>> begin DATA FOR PROCESSING

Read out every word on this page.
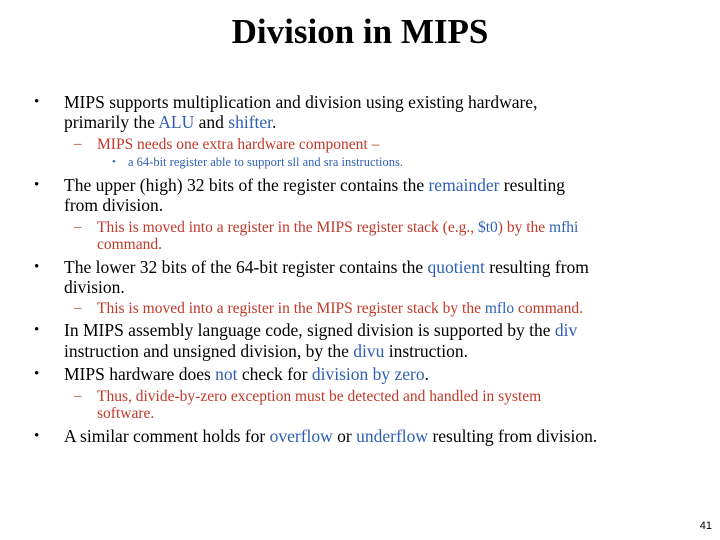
Division in MIPS
• MIPS supports multiplication and division using existing hardware,
primarily the ALU and shifter.
– MIPS needs one extra hardware component –
• a 64-bit register able to support sll and sra instructions.
• The upper (high) 32 bits of the register contains the remainder resulting
from division.
– This is moved into a register in the MIPS register stack (e.g., $t0) by the mfhi
command.
• The lower 32 bits of the 64-bit register contains the quotient resulting from
division.
– This is moved into a register in the MIPS register stack by the mflo command.
• In MIPS assembly language code, signed division is supported by the div
instruction and unsigned division, by the divu instruction.
• MIPS hardware does not check for division by zero.
– Thus, divide-by-zero exception must be detected and handled in system
software.
• A similar comment holds for overflow or underflow resulting from division.
41
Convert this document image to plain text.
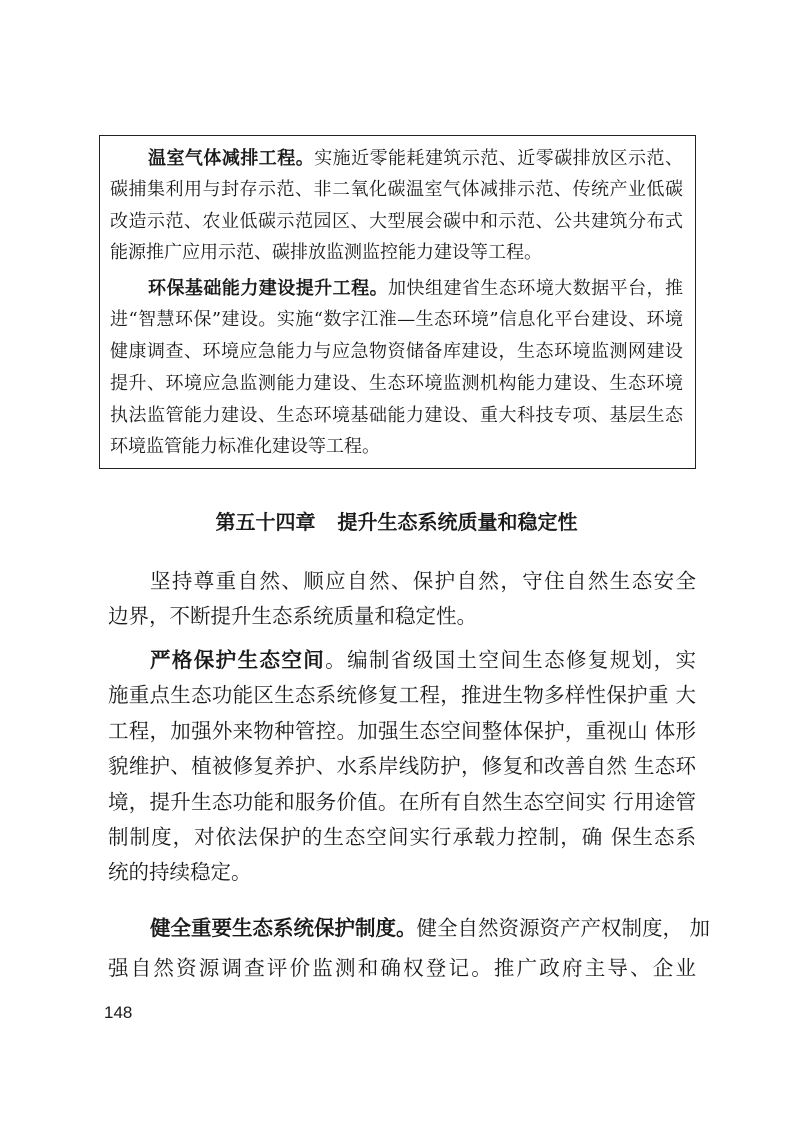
温室气体减排工程。实施近零能耗建筑示范、近零碳排放区示范、
碳捕集利用与封存示范、非二氧化碳温室气体减排示范、传统产业低碳
改造示范、农业低碳示范园区、大型展会碳中和示范、公共建筑分布式
能源推广应用示范、碳排放监测监控能力建设等工程。
环保基础能力建设提升工程。加快组建省生态环境大数据平台，推
进“智慧环保”建设。实施“数字江淮—生态环境”信息化平台建设、环境
健康调查、环境应急能力与应急物资储备库建设，生态环境监测网建设
提升、环境应急监测能力建设、生态环境监测机构能力建设、生态环境
执法监管能力建设、生态环境基础能力建设、重大科技专项、基层生态
环境监管能力标准化建设等工程。
第五十四章 提升生态系统质量和稳定性
坚持尊重自然、顺应自然、保护自然，守住自然生态安全
边界，不断提升生态系统质量和稳定性。
严格保护生态空间。编制省级国土空间生态修复规划，实
施重点生态功能区生态系统修复工程，推进生物多样性保护重 大
工程，加强外来物种管控。加强生态空间整体保护，重视山 体形
貌维护、植被修复养护、水系岸线防护，修复和改善自然 生态环
境，提升生态功能和服务价值。在所有自然生态空间实 行用途管
制制度，对依法保护的生态空间实行承载力控制，确 保生态系
统的持续稳定。
健全重要生态系统保护制度。健全自然资源资产产权制度， 加
强自然资源调查评价监测和确权登记。推广政府主导、企业
148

>> end DATA FOR PROCESSING

Write out the records above exactly as they appear, leaving out any pictures.

Read out every word on this page.
Division in MIPS
• MIPS supports multiplication and division using existing hardware,
primarily the ALU and shifter.
– MIPS needs one extra hardware component –
• a 64-bit register able to support sll and sra instructions.
• The upper (high) 32 bits of the register contains the remainder resulting
from division.
– This is moved into a register in the MIPS register stack (e.g., $t0) by the mfhi
command.
• The lower 32 bits of the 64-bit register contains the quotient resulting from
division.
– This is moved into a register in the MIPS register stack by the mflo command.
• In MIPS assembly language code, signed division is supported by the div
instruction and unsigned division, by the divu instruction.
• MIPS hardware does not check for division by zero.
– Thus, divide-by-zero exception must be detected and handled in system
software.
• A similar comment holds for overflow or underflow resulting from division.
41
Convert this document image to plain text.
温室气体减排工程。实施近零能耗建筑示范、近零碳排放区示范、
碳捕集利用与封存示范、非二氧化碳温室气体减排示范、传统产业低碳
改造示范、农业低碳示范园区、大型展会碳中和示范、公共建筑分布式
能源推广应用示范、碳排放监测监控能力建设等工程。
环保基础能力建设提升工程。加快组建省生态环境大数据平台，推
进“智慧环保”建设。实施“数字江淮—生态环境”信息化平台建设、环境
健康调查、环境应急能力与应急物资储备库建设，生态环境监测网建设
提升、环境应急监测能力建设、生态环境监测机构能力建设、生态环境
执法监管能力建设、生态环境基础能力建设、重大科技专项、基层生态
环境监管能力标准化建设等工程。
第五十四章 提升生态系统质量和稳定性
坚持尊重自然、顺应自然、保护自然，守住自然生态安全
边界，不断提升生态系统质量和稳定性。
严格保护生态空间。编制省级国土空间生态修复规划，实
施重点生态功能区生态系统修复工程，推进生物多样性保护重 大
工程，加强外来物种管控。加强生态空间整体保护，重视山 体形
貌维护、植被修复养护、水系岸线防护，修复和改善自然 生态环
境，提升生态功能和服务价值。在所有自然生态空间实 行用途管
制制度，对依法保护的生态空间实行承载力控制，确 保生态系
统的持续稳定。
健全重要生态系统保护制度。健全自然资源资产产权制度， 加
强自然资源调查评价监测和确权登记。推广政府主导、企业
148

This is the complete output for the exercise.